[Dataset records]
-.-.-

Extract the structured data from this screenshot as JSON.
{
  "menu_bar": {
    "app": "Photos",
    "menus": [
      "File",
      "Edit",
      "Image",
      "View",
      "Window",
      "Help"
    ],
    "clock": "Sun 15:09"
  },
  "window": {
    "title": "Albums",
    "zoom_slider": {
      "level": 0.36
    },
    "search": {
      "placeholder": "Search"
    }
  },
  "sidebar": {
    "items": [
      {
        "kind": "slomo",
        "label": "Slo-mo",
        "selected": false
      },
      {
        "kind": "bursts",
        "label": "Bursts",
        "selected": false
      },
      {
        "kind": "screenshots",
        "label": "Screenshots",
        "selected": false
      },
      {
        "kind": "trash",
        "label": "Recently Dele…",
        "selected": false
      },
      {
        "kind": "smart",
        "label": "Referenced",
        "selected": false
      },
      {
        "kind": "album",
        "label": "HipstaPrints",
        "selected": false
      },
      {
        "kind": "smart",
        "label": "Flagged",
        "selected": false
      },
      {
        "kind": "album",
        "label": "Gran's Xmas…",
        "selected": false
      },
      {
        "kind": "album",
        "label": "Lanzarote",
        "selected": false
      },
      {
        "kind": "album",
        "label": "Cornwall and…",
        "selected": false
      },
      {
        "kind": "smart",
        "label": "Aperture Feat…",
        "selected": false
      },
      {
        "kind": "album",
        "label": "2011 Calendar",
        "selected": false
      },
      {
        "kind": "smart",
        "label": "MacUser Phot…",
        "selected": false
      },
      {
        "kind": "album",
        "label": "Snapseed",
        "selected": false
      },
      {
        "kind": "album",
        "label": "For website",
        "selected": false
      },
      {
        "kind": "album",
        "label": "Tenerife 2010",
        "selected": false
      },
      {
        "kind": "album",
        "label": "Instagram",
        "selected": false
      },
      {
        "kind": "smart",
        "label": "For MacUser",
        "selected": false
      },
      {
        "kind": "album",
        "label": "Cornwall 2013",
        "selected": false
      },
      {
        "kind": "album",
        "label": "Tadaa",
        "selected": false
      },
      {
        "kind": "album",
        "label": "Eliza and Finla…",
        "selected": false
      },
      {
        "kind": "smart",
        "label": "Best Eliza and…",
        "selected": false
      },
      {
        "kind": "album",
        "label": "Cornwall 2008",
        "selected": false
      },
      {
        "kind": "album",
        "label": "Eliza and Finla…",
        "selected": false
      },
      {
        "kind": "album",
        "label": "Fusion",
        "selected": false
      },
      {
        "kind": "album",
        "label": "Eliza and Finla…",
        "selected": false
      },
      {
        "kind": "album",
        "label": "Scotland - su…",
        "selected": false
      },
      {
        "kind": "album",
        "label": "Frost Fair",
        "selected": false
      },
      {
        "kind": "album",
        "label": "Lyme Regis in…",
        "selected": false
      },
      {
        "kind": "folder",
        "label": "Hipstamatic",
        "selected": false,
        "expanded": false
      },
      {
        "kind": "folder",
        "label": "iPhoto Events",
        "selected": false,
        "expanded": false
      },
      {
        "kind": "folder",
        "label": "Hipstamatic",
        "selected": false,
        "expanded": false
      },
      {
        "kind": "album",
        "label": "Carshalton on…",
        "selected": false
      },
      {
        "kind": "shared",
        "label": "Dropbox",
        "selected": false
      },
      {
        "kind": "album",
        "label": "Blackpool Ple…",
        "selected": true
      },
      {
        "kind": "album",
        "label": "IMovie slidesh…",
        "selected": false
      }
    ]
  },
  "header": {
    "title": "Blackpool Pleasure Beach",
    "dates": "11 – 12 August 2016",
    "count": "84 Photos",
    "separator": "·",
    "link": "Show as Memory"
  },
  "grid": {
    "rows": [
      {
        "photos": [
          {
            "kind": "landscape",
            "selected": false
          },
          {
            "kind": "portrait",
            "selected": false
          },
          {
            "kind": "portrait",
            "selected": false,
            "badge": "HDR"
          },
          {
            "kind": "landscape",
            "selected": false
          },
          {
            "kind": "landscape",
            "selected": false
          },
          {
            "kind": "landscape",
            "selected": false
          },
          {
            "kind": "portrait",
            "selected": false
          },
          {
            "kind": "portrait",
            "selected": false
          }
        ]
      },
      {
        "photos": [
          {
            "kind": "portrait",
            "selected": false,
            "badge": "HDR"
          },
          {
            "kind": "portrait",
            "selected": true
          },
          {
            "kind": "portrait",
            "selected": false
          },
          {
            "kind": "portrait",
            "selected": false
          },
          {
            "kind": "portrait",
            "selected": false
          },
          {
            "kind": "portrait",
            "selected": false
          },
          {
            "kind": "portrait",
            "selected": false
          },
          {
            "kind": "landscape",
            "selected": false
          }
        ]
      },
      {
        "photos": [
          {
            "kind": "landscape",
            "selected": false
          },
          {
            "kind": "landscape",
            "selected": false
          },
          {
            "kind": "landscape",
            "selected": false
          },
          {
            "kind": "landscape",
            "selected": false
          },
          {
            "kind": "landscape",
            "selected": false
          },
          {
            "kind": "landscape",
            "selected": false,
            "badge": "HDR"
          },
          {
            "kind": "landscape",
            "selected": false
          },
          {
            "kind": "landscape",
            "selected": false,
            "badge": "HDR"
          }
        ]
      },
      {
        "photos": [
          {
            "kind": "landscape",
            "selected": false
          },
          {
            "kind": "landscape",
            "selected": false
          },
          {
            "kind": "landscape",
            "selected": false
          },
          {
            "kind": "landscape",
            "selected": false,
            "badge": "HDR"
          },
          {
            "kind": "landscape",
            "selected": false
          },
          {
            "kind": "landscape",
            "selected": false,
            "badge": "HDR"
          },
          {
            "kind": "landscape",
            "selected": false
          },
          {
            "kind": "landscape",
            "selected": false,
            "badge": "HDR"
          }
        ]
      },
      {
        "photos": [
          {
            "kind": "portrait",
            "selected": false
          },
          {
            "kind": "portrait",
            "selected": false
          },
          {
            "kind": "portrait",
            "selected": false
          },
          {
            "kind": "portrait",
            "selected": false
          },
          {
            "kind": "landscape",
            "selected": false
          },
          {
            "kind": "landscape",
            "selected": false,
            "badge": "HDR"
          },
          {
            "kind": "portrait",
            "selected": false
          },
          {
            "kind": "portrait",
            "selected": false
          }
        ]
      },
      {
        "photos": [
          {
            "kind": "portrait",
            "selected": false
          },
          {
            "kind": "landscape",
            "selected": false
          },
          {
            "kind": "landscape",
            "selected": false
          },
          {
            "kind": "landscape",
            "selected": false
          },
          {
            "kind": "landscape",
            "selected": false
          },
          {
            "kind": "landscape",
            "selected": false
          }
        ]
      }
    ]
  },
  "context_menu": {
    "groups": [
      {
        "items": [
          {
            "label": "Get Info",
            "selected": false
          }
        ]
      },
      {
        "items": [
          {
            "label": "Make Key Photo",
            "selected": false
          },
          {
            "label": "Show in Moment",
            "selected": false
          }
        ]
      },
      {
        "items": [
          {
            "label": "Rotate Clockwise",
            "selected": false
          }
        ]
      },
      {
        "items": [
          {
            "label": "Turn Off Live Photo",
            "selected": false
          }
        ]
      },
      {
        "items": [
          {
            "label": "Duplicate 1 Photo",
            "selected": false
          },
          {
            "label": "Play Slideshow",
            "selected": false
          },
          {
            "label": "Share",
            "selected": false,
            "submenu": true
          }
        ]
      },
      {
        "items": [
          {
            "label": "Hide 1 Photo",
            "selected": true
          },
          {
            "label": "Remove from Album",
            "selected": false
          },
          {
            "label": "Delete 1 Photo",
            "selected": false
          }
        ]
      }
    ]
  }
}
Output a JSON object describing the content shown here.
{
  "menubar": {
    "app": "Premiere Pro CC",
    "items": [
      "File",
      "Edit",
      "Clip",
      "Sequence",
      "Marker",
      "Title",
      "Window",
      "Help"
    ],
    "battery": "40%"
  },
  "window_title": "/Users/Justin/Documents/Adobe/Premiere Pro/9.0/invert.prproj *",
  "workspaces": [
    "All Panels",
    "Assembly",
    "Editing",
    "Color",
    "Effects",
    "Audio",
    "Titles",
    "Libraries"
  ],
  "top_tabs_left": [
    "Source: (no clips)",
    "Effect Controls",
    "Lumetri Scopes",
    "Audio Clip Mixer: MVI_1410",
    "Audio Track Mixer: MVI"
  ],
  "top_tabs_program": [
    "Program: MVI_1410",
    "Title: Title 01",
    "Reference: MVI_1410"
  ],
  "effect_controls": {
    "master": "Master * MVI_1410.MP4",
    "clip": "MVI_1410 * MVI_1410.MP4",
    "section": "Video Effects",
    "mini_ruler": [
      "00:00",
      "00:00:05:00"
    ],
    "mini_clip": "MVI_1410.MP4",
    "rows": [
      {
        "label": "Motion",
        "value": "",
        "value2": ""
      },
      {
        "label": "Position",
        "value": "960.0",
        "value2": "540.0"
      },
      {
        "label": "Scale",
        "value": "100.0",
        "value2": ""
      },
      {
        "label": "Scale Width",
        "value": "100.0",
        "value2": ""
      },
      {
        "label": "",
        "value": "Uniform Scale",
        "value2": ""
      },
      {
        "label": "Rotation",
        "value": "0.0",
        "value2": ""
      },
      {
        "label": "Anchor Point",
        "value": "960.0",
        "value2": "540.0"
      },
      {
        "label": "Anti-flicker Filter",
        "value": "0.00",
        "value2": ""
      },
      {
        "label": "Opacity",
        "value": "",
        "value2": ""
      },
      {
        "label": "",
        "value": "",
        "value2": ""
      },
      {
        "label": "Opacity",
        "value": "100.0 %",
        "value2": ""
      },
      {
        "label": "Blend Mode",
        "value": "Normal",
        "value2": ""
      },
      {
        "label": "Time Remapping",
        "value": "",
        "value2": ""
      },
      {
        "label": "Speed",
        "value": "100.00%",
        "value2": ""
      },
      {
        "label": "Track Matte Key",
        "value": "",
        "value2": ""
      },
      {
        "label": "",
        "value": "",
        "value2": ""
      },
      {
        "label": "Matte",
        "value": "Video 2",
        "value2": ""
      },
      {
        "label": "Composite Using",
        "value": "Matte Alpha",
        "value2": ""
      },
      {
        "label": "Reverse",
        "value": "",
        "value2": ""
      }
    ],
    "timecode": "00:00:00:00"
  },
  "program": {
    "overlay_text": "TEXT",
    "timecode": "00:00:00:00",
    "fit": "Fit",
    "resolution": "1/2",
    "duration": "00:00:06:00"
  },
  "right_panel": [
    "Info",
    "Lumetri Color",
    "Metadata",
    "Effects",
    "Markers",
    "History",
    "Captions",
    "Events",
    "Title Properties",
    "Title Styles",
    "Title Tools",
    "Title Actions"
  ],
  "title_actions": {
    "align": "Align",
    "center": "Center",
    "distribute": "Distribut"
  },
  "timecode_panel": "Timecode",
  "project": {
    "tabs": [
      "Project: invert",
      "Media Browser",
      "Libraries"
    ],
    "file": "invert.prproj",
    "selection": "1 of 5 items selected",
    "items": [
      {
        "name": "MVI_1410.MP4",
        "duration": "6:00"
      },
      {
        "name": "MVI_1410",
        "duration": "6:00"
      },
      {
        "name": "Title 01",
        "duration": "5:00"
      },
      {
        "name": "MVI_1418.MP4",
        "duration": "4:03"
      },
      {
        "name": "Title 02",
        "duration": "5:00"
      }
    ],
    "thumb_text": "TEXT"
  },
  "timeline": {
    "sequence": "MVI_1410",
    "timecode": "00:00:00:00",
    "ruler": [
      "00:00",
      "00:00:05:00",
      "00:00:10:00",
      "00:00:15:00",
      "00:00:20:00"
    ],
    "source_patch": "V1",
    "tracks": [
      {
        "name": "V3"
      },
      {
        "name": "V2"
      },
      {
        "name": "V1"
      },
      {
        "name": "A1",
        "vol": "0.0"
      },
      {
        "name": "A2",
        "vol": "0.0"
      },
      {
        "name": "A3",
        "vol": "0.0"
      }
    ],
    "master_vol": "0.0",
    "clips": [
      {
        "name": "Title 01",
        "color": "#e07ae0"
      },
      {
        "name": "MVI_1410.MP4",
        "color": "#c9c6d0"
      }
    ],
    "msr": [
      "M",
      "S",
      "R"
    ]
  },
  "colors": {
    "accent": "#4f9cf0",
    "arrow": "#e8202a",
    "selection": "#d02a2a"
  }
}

-.-.-

• Exercise directions:
Gather up every line in the data above that contains the word "Premiere", copying each one.

• Result below:
    "app": "Premiere Pro CC",
  "window_title": "/Users/Justin/Documents/Adobe/Premiere Pro/9.0/invert.prproj *",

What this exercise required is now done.